◆ **Instruction**
Render every line of the items below as a JSON list of strings, one string per line, omitting blank lines. Leave the pictures out of the list.

— begin Records to use —

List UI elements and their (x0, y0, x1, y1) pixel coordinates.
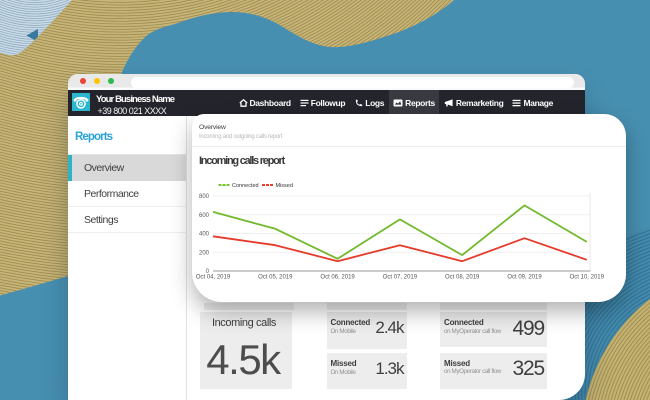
svg-text:200: 200 (199, 250, 210, 256)
svg-text:600: 600 (199, 213, 210, 219)
svg-text:400: 400 (199, 232, 210, 238)
svg-text:Oct 07, 2019: Oct 07, 2019 (383, 275, 418, 281)
svg-text:Oct 06, 2019: Oct 06, 2019 (320, 275, 355, 281)
svg-text:800: 800 (199, 194, 210, 200)
svg-text:Oct 10, 2019: Oct 10, 2019 (570, 275, 605, 281)
svg-text:Oct 05, 2019: Oct 05, 2019 (258, 275, 293, 281)
svg-text:Missed: Missed (276, 183, 293, 189)
svg-text:Oct 09, 2019: Oct 09, 2019 (507, 275, 542, 281)
svg-text:Oct 04, 2019: Oct 04, 2019 (196, 275, 231, 281)
svg-text:Connected: Connected (232, 183, 259, 189)
svg-text:Oct 08, 2019: Oct 08, 2019 (445, 275, 480, 281)
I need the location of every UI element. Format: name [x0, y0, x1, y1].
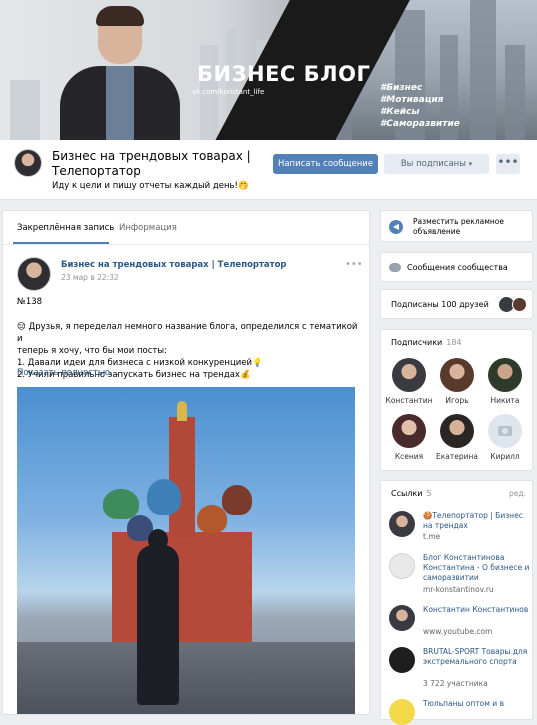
- link-subtitle: www.youtube.com: [423, 627, 493, 636]
- wall-tabs: Закреплённая запись Информация: [3, 211, 369, 245]
- write-message-button[interactable]: Написать сообщение: [273, 154, 378, 174]
- community-status: Иду к цели и пишу отчеты каждый день!🤭: [52, 181, 249, 191]
- cover-tags: #Бизнес #Мотивация #Кейсы #Саморазвитие: [380, 82, 460, 130]
- post-number: №138: [17, 297, 43, 307]
- message-icon: [389, 263, 401, 272]
- post-author-avatar[interactable]: [17, 257, 51, 291]
- link-subtitle: t.me: [423, 532, 441, 541]
- link-item[interactable]: Константин Константинов www.youtube.com: [389, 605, 529, 639]
- subscriber-name: Екатерина: [436, 452, 478, 461]
- brutal-sport-logo: [389, 647, 415, 673]
- megaphone-icon: ◀: [389, 220, 403, 234]
- messages-label: Сообщения сообщества: [407, 263, 508, 272]
- subscriber-avatar: [392, 358, 426, 392]
- post-menu-button[interactable]: •••: [345, 259, 363, 270]
- community-avatar[interactable]: [14, 149, 42, 177]
- link-title: Константин Константинов: [423, 605, 529, 614]
- link-subtitle: 3 722 участника: [423, 679, 488, 688]
- link-avatar: [389, 511, 415, 537]
- link-item[interactable]: Тюльпаны оптом и в: [389, 699, 529, 725]
- cover-image: БИЗНЕС БЛОГ vk.com/konstant_life #Бизнес…: [0, 0, 537, 140]
- links-title-label: Ссылки: [391, 489, 423, 498]
- links-count: 5: [426, 489, 432, 498]
- subscribers-title[interactable]: Подписчики 184: [391, 338, 462, 347]
- cover-tag: #Саморазвитие: [380, 119, 460, 129]
- friends-subscribed-card[interactable]: Подписаны 100 друзей: [380, 289, 533, 319]
- photo-person: [137, 545, 179, 705]
- subscriber-name: Кирилл: [490, 452, 520, 461]
- active-tab-indicator: [13, 242, 109, 244]
- link-item[interactable]: 🍪Телепортатор | Бизнес на трендах t.me: [389, 511, 529, 545]
- subscriber-avatar: [392, 414, 426, 448]
- post-date[interactable]: 23 мар в 22:32: [61, 273, 119, 282]
- subscriber-item[interactable]: Никита: [481, 358, 529, 405]
- post-photo[interactable]: [17, 387, 355, 714]
- link-item[interactable]: Блог Константинова Константина - О бизне…: [389, 553, 529, 597]
- subscribers-card: Подписчики 184 Константин Игорь Никита Кс…: [380, 329, 533, 471]
- post-author[interactable]: Бизнес на трендовых товарах | Телепортат…: [61, 260, 287, 270]
- subscriber-item[interactable]: Екатерина: [433, 414, 481, 461]
- cover-tag: #Мотивация: [380, 95, 444, 105]
- link-item[interactable]: BRUTAL-SPORT Товары для экстремального с…: [389, 647, 529, 691]
- post-line: 😔 Друзья, я переделал немного название б…: [17, 322, 358, 344]
- cover-tag: #Бизнес: [380, 83, 423, 93]
- tab-pinned-post[interactable]: Закреплённая запись: [17, 223, 114, 233]
- show-more-link[interactable]: Показать полностью…: [17, 368, 119, 378]
- cover-person: [60, 6, 180, 140]
- subscribed-label: Вы подписаны: [400, 159, 466, 169]
- more-actions-button[interactable]: •••: [496, 154, 520, 174]
- links-edit-link[interactable]: ред.: [509, 489, 526, 498]
- subscriber-name: Константин: [385, 396, 433, 405]
- subscriber-name: Игорь: [445, 396, 469, 405]
- subscriber-name: Ксения: [394, 452, 424, 461]
- subscriber-item[interactable]: Ксения: [385, 414, 433, 461]
- link-avatar: [389, 605, 415, 631]
- advertise-label: Разместить рекламное объявление: [413, 217, 504, 236]
- subscribed-dropdown-button[interactable]: Вы подписаны ▾: [384, 154, 489, 174]
- link-title: 🍪Телепортатор | Бизнес на трендах: [423, 511, 523, 530]
- subscribers-count: 184: [446, 338, 462, 347]
- chevron-down-icon: ▾: [468, 160, 473, 168]
- link-title: Тюльпаны оптом и в: [423, 699, 504, 708]
- advertise-card[interactable]: ◀ Разместить рекламное объявление: [380, 210, 533, 242]
- friends-label: Подписаны 100 друзей: [391, 300, 489, 309]
- subscriber-item[interactable]: Игорь: [433, 358, 481, 405]
- subscribers-title-label: Подписчики: [391, 338, 443, 347]
- post-line: теперь я хочу, что бы мои посты:: [17, 346, 167, 356]
- community-name: Бизнес на трендовых товарах | Телепортат…: [52, 149, 251, 178]
- cover-tag: #Кейсы: [380, 107, 420, 117]
- tab-info[interactable]: Информация: [119, 223, 177, 233]
- subscriber-avatar: [440, 414, 474, 448]
- link-avatar: [389, 699, 415, 725]
- camera-icon: [488, 414, 522, 448]
- friend-avatar[interactable]: [512, 297, 527, 312]
- cover-title: БИЗНЕС БЛОГ: [197, 62, 371, 86]
- wall-card: Закреплённая запись Информация Бизнес на…: [2, 210, 370, 715]
- subscriber-name: Никита: [490, 396, 520, 405]
- link-avatar: [389, 553, 415, 579]
- link-title: BRUTAL-SPORT Товары для экстремального с…: [423, 647, 528, 666]
- cover-url: vk.com/konstant_life: [192, 88, 265, 96]
- links-title: Ссылки 5: [391, 489, 432, 498]
- subscriber-avatar: [488, 358, 522, 392]
- links-card: Ссылки 5 ред. 🍪Телепортатор | Бизнес на т…: [380, 480, 533, 725]
- link-subtitle: mr-konstantinov.ru: [423, 585, 494, 594]
- subscriber-item[interactable]: Константин: [385, 358, 433, 405]
- community-messages-card[interactable]: Сообщения сообщества: [380, 252, 533, 282]
- subscriber-item[interactable]: Кирилл: [481, 414, 529, 461]
- subscriber-avatar: [440, 358, 474, 392]
- link-title: Блог Константинова Константина - О бизне…: [423, 553, 530, 582]
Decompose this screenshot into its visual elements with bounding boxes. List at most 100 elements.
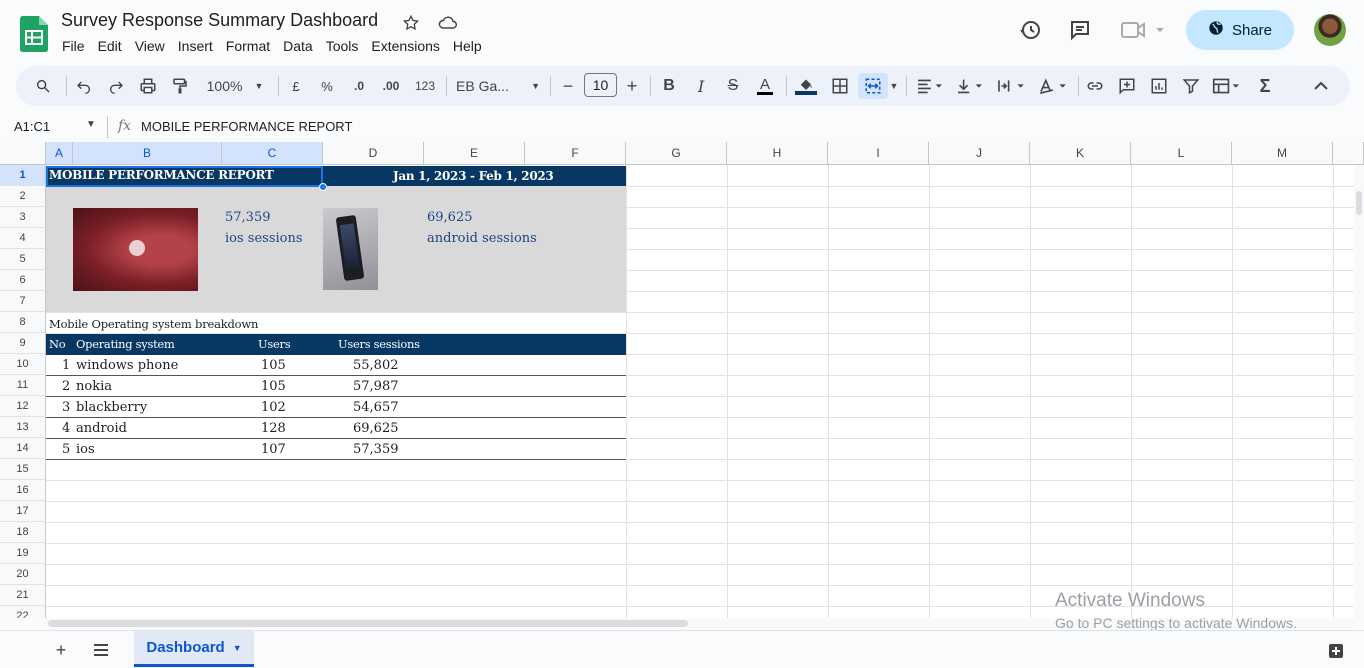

— end Records to use —

◆ **Reply to the task**
[
  "List UI elements and their (x0, y0, x1, y1) pixel coordinates.",
  "svg-text:200: 200 (199, 250, 210, 256)",
  "svg-text:600: 600 (199, 213, 210, 219)",
  "svg-text:400: 400 (199, 232, 210, 238)",
  "svg-text:Oct 07, 2019: Oct 07, 2019 (383, 275, 418, 281)",
  "svg-text:Oct 06, 2019: Oct 06, 2019 (320, 275, 355, 281)",
  "svg-text:800: 800 (199, 194, 210, 200)",
  "svg-text:Oct 10, 2019: Oct 10, 2019 (570, 275, 605, 281)",
  "svg-text:Oct 05, 2019: Oct 05, 2019 (258, 275, 293, 281)",
  "svg-text:Missed: Missed (276, 183, 293, 189)",
  "svg-text:Oct 09, 2019: Oct 09, 2019 (507, 275, 542, 281)",
  "svg-text:Oct 04, 2019: Oct 04, 2019 (196, 275, 231, 281)",
  "svg-text:Connected: Connected (232, 183, 259, 189)",
  "svg-text:Oct 08, 2019: Oct 08, 2019 (445, 275, 480, 281)",
  "I need the location of every UI element. Format: name [x0, y0, x1, y1].",
  "- link-subtitle: www.youtube.com: [423, 627, 493, 636]",
  "- wall-tabs: Закреплённая запись Информация: [3, 211, 369, 245]",
  "- write-message-button[interactable]: Написать сообщение: [273, 154, 378, 174]",
  "- community-status: Иду к цели и пишу отчеты каждый день!🤭: [52, 181, 249, 191]",
  "- cover-tags: #Бизнес #Мотивация #Кейсы #Саморазвитие: [380, 82, 460, 130]",
  "- post-number: №138: [17, 297, 43, 307]",
  "- message-icon: [389, 263, 401, 272]",
  "- post-author-avatar[interactable]: [17, 257, 51, 291]",
  "- link-subtitle: t.me: [423, 532, 441, 541]",
  "- link-item[interactable]: Константин Константинов www.youtube.com: [389, 605, 529, 639]",
  "- subscriber-name: Екатерина: [436, 452, 478, 461]",
  "- brutal-sport-logo: [389, 647, 415, 673]",
  "- megaphone-icon: ◀: [389, 220, 403, 234]",
  "- messages-label: Сообщения сообщества: [407, 263, 508, 272]",
  "- subscriber-avatar: [392, 358, 426, 392]",
  "- post-menu-button[interactable]: •••: [345, 259, 363, 270]",
  "- community-avatar[interactable]: [14, 149, 42, 177]",
  "- link-title: Константин Константинов: [423, 605, 529, 614]",
  "- link-subtitle: 3 722 участника: [423, 679, 488, 688]",
  "- link-avatar: [389, 511, 415, 537]",
  "- link-item[interactable]: Тюльпаны оптом и в: [389, 699, 529, 725]",
  "- cover-image: БИЗНЕС БЛОГ vk.com/konstant_life #Бизнес…: [0, 0, 537, 140]",
  "- links-title-label: Ссылки: [391, 489, 423, 498]",
  "- links-count: 5: [426, 489, 432, 498]",
  "- subscribers-title[interactable]: Подписчики 184: [391, 338, 462, 347]",
  "- cover-tag: #Саморазвитие: [380, 119, 460, 129]",
  "- friends-subscribed-card[interactable]: Подписаны 100 друзей: [380, 289, 533, 319]",
  "- photo-person: [137, 545, 179, 705]",
  "- subscriber-name: Кирилл: [490, 452, 520, 461]",
  "- active-tab-indicator: [13, 242, 109, 244]",
  "- link-item[interactable]: 🍪Телепортатор | Бизнес на трендах t.me: [389, 511, 529, 545]",
  "- subscriber-avatar: [392, 414, 426, 448]",
  "- post-date[interactable]: 23 мар в 22:32: [61, 273, 119, 282]",
  "- subscriber-item[interactable]: Никита: [481, 358, 529, 405]",
  "- post-photo[interactable]: [17, 387, 355, 714]",
  "- link-item[interactable]: Блог Константинова Константина - О бизне…: [389, 553, 529, 597]",
  "- subscribers-card: Подписчики 184 Константин Игорь Никита Кс…: [380, 329, 533, 471]",
  "- post-author[interactable]: Бизнес на трендовых товарах | Телепортат…: [61, 260, 287, 270]",
  "- subscriber-item[interactable]: Екатерина: [433, 414, 481, 461]",
  "- cover-tag: #Мотивация: [380, 95, 444, 105]",
  "- link-item[interactable]: BRUTAL-SPORT Товары для экстремального с…: [389, 647, 529, 691]",
  "- post-line: 😔 Друзья, я переделал немного название б…: [17, 322, 358, 344]",
  "- cover-tag: #Бизнес: [380, 83, 423, 93]",
  "- tab-pinned-post[interactable]: Закреплённая запись: [17, 223, 114, 233]",
  "- show-more-link[interactable]: Показать полностью…: [17, 368, 119, 378]",
  "- cover-person: [60, 6, 180, 140]",
  "- subscribed-label: Вы подписаны: [400, 159, 466, 169]",
  "- more-actions-button[interactable]: •••: [496, 154, 520, 174]",
  "- links-edit-link[interactable]: ред.: [509, 489, 526, 498]",
  "- subscriber-name: Константин: [385, 396, 433, 405]",
  "- subscriber-name: Игорь: [445, 396, 469, 405]",
  "- subscriber-name: Ксения: [394, 452, 424, 461]",
  "- subscriber-item[interactable]: Ксения: [385, 414, 433, 461]",
  "- link-avatar: [389, 605, 415, 631]",
  "- advertise-label: Разместить рекламное объявление: [413, 217, 504, 236]",
  "- subscribed-dropdown-button[interactable]: Вы подписаны ▾: [384, 154, 489, 174]",
  "- link-title: 🍪Телепортатор | Бизнес на трендах: [423, 511, 523, 530]",
  "- subscribers-count: 184: [446, 338, 462, 347]",
  "- chevron-down-icon: ▾: [468, 160, 473, 168]",
  "- link-title: Тюльпаны оптом и в: [423, 699, 504, 708]",
  "- advertise-card[interactable]: ◀ Разместить рекламное объявление: [380, 210, 533, 242]",
  "- friends-label: Подписаны 100 друзей: [391, 300, 489, 309]",
  "- subscriber-item[interactable]: Игорь: [433, 358, 481, 405]",
  "- subscribers-title-label: Подписчики: [391, 338, 443, 347]",
  "- post-line: теперь я хочу, что бы мои посты:: [17, 346, 167, 356]",
  "- community-name: Бизнес на трендовых товарах | Телепортат…: [52, 149, 251, 178]",
  "- cover-tag: #Кейсы: [380, 107, 420, 117]",
  "- tab-info[interactable]: Информация: [119, 223, 177, 233]",
  "- subscriber-avatar: [440, 414, 474, 448]",
  "- link-avatar: [389, 699, 415, 725]",
  "- camera-icon: [488, 414, 522, 448]",
  "- friend-avatar[interactable]: [512, 297, 527, 312]",
  "- cover-title: БИЗНЕС БЛОГ: [197, 62, 371, 86]",
  "- wall-card: Закреплённая запись Информация Бизнес на…: [2, 210, 370, 715]",
  "- subscriber-name: Никита: [490, 396, 520, 405]",
  "- link-avatar: [389, 553, 415, 579]",
  "- link-title: BRUTAL-SPORT Товары для экстремального с…: [423, 647, 528, 666]",
  "- cover-url: vk.com/konstant_life: [192, 88, 265, 96]",
  "- links-title: Ссылки 5: [391, 489, 432, 498]",
  "- subscriber-avatar: [488, 358, 522, 392]",
  "- links-card: Ссылки 5 ред. 🍪Телепортатор | Бизнес на т…: [380, 480, 533, 725]",
  "- link-subtitle: mr-konstantinov.ru: [423, 585, 494, 594]",
  "- subscriber-item[interactable]: Константин: [385, 358, 433, 405]",
  "- community-messages-card[interactable]: Сообщения сообщества: [380, 252, 533, 282]",
  "- subscriber-item[interactable]: Кирилл: [481, 414, 529, 461]",
  "- subscriber-avatar: [440, 358, 474, 392]",
  "- link-title: Блог Константинова Константина - О бизне…: [423, 553, 530, 582]",
  "Decompose this screenshot into its visual elements with bounding boxes. List at most 100 elements."
]